- **Problem to solve**
Below are entries to be transcribed exactly; exclude the pictures from the copy.

- **Material provided**
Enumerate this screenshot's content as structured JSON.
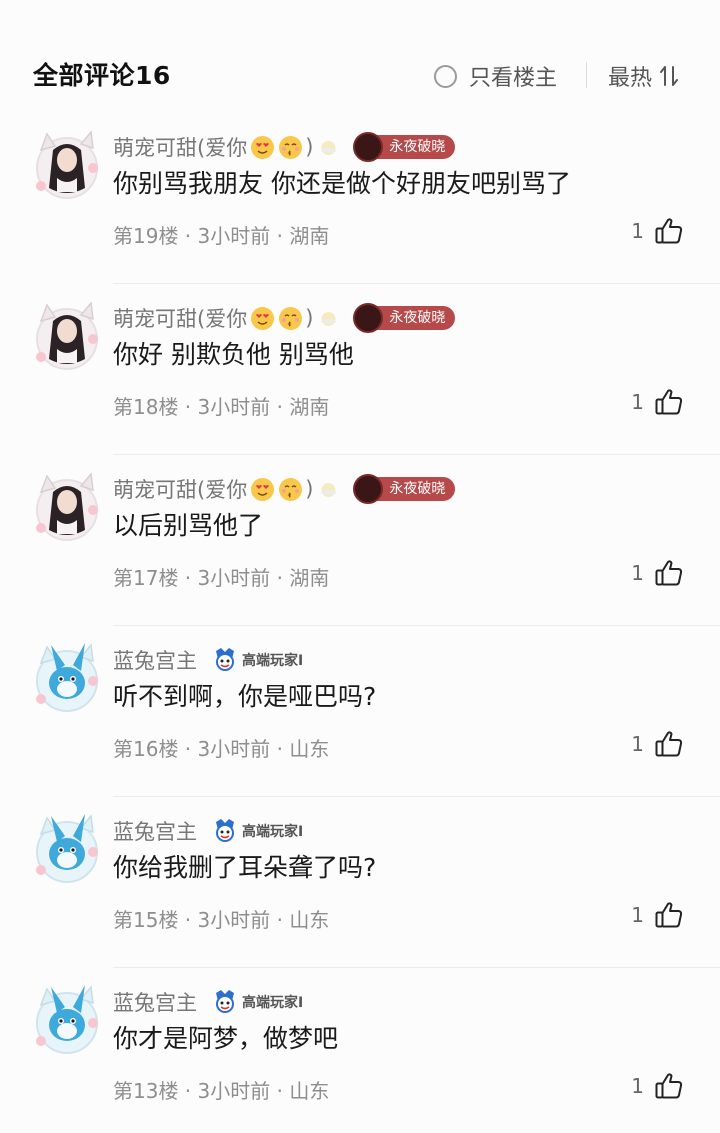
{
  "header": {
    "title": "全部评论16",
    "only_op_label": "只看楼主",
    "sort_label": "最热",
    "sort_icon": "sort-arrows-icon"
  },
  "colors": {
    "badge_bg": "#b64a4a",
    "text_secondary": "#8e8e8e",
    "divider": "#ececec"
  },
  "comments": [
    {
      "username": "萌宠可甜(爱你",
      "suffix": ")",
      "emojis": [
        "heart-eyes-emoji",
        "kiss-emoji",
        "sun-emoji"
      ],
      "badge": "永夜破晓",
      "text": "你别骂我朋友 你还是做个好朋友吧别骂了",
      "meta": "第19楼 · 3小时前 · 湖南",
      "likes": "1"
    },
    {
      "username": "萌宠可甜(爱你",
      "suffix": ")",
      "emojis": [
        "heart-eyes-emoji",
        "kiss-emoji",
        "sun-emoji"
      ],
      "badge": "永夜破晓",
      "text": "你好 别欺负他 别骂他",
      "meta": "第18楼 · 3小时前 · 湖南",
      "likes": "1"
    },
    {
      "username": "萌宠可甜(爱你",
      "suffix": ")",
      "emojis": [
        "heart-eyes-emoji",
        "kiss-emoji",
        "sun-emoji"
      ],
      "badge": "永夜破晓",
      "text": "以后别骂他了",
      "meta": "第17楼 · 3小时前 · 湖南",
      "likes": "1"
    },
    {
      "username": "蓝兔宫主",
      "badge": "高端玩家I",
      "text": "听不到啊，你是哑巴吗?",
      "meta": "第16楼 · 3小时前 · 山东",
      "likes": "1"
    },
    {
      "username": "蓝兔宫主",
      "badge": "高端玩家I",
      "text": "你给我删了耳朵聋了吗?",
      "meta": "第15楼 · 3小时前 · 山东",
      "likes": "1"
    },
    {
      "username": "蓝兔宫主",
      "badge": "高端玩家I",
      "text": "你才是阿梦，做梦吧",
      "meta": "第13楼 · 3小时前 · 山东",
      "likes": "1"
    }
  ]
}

- **Task solution**
Enumerate this screenshot's content as structured JSON.
{
  "header": {
    "title": "全部评论16",
    "only_op_label": "只看楼主",
    "sort_label": "最热",
    "sort_icon": "sort-arrows-icon"
  },
  "colors": {
    "badge_bg": "#b64a4a",
    "text_secondary": "#8e8e8e",
    "divider": "#ececec"
  },
  "comments": [
    {
      "username": "萌宠可甜(爱你",
      "suffix": ")",
      "emojis": [
        "heart-eyes-emoji",
        "kiss-emoji",
        "sun-emoji"
      ],
      "badge": "永夜破晓",
      "text": "你别骂我朋友 你还是做个好朋友吧别骂了",
      "meta": "第19楼 · 3小时前 · 湖南",
      "likes": "1"
    },
    {
      "username": "萌宠可甜(爱你",
      "suffix": ")",
      "emojis": [
        "heart-eyes-emoji",
        "kiss-emoji",
        "sun-emoji"
      ],
      "badge": "永夜破晓",
      "text": "你好 别欺负他 别骂他",
      "meta": "第18楼 · 3小时前 · 湖南",
      "likes": "1"
    },
    {
      "username": "萌宠可甜(爱你",
      "suffix": ")",
      "emojis": [
        "heart-eyes-emoji",
        "kiss-emoji",
        "sun-emoji"
      ],
      "badge": "永夜破晓",
      "text": "以后别骂他了",
      "meta": "第17楼 · 3小时前 · 湖南",
      "likes": "1"
    },
    {
      "username": "蓝兔宫主",
      "badge": "高端玩家I",
      "text": "听不到啊，你是哑巴吗?",
      "meta": "第16楼 · 3小时前 · 山东",
      "likes": "1"
    },
    {
      "username": "蓝兔宫主",
      "badge": "高端玩家I",
      "text": "你给我删了耳朵聋了吗?",
      "meta": "第15楼 · 3小时前 · 山东",
      "likes": "1"
    },
    {
      "username": "蓝兔宫主",
      "badge": "高端玩家I",
      "text": "你才是阿梦，做梦吧",
      "meta": "第13楼 · 3小时前 · 山东",
      "likes": "1"
    }
  ]
}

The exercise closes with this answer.